Revise the material below by changing every "inset-streak" to "inset-line" and leaving everything else as it is. Don't include the picture in your answer.

§ PROVIDED INFORMATION
Start
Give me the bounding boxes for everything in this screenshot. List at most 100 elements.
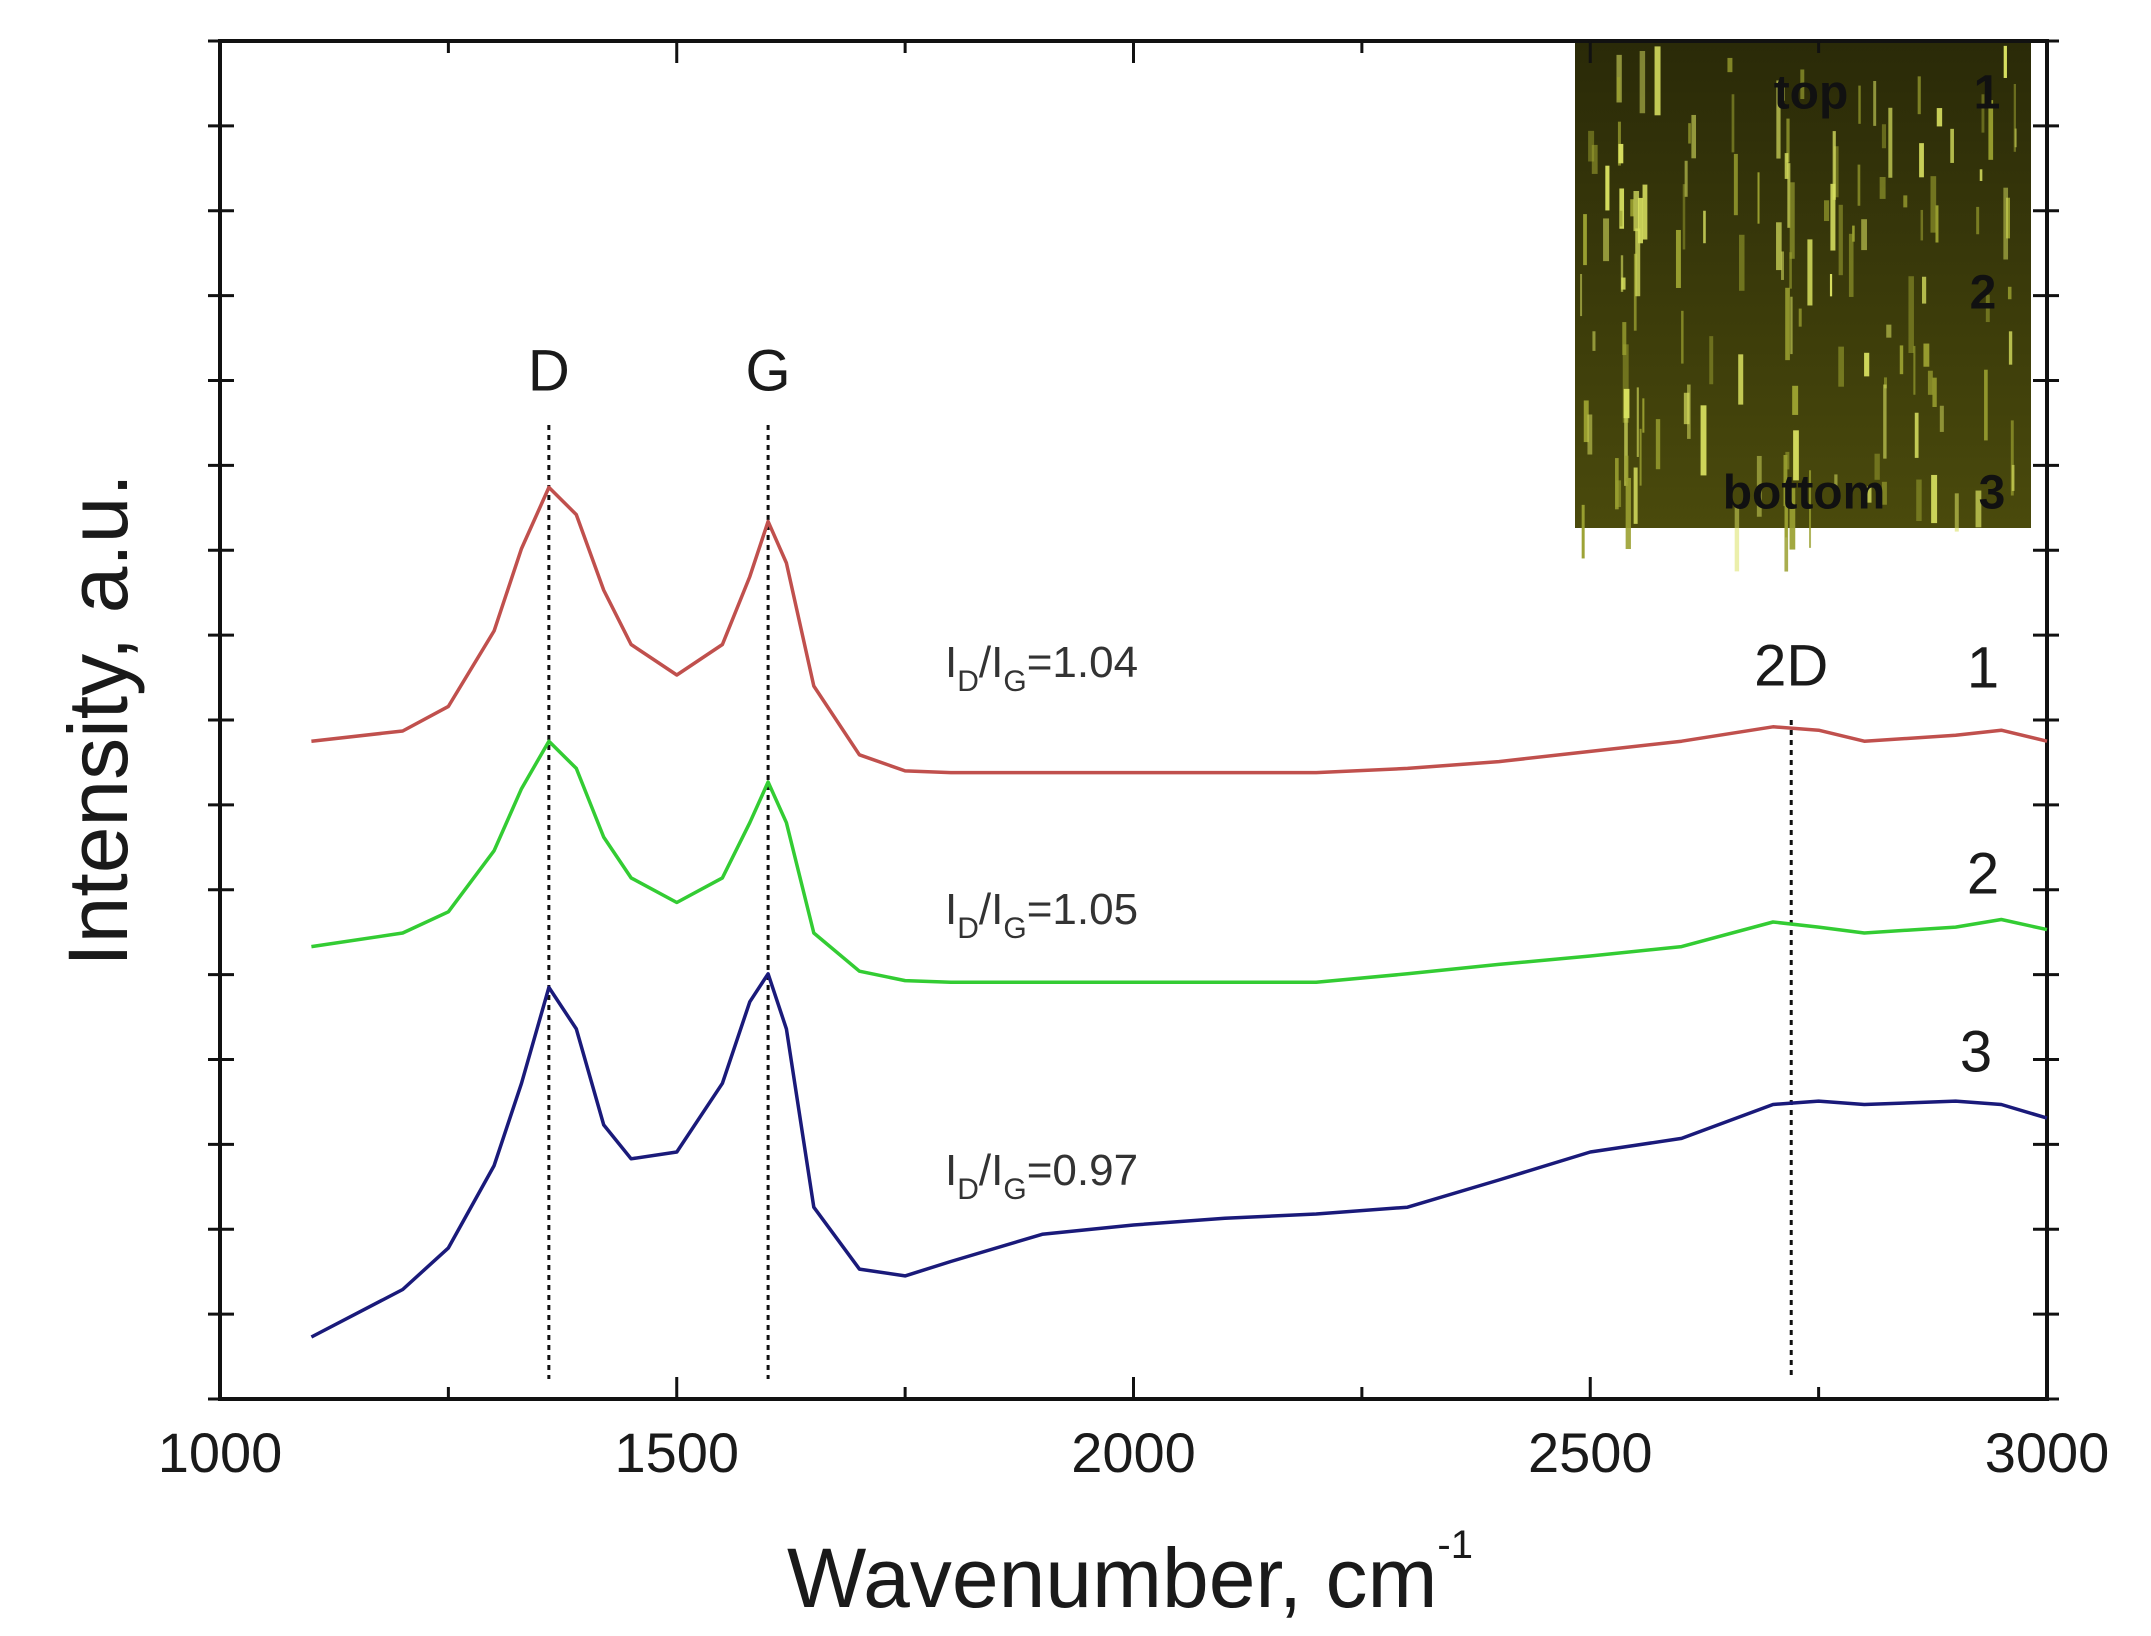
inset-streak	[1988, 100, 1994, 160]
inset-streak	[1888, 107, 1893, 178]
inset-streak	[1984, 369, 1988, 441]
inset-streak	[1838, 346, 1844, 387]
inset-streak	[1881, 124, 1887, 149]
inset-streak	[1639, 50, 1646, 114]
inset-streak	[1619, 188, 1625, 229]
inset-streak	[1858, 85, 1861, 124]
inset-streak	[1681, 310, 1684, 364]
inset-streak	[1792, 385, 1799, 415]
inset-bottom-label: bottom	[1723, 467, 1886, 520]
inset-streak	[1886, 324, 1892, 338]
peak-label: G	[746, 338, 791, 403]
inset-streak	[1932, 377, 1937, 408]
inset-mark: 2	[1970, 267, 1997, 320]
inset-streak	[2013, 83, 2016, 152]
End
§ IN RESPONSE
Give me the bounding boxes for everything in this screenshot. List at most 100 elements.
inset-line	[1988, 100, 1994, 160]
inset-line	[1888, 107, 1893, 178]
inset-line	[1984, 369, 1988, 441]
inset-line	[1838, 346, 1844, 387]
inset-line	[1881, 124, 1887, 149]
inset-line	[1639, 50, 1646, 114]
inset-line	[1619, 188, 1625, 229]
inset-line	[1858, 85, 1861, 124]
inset-line	[1681, 310, 1684, 364]
inset-line	[1792, 385, 1799, 415]
inset-bottom-label: bottom	[1723, 467, 1886, 520]
inset-line	[1886, 324, 1892, 338]
peak-label: G	[746, 338, 791, 403]
inset-line	[1932, 377, 1937, 408]
inset-mark: 2	[1970, 267, 1997, 320]
inset-line	[2013, 83, 2016, 152]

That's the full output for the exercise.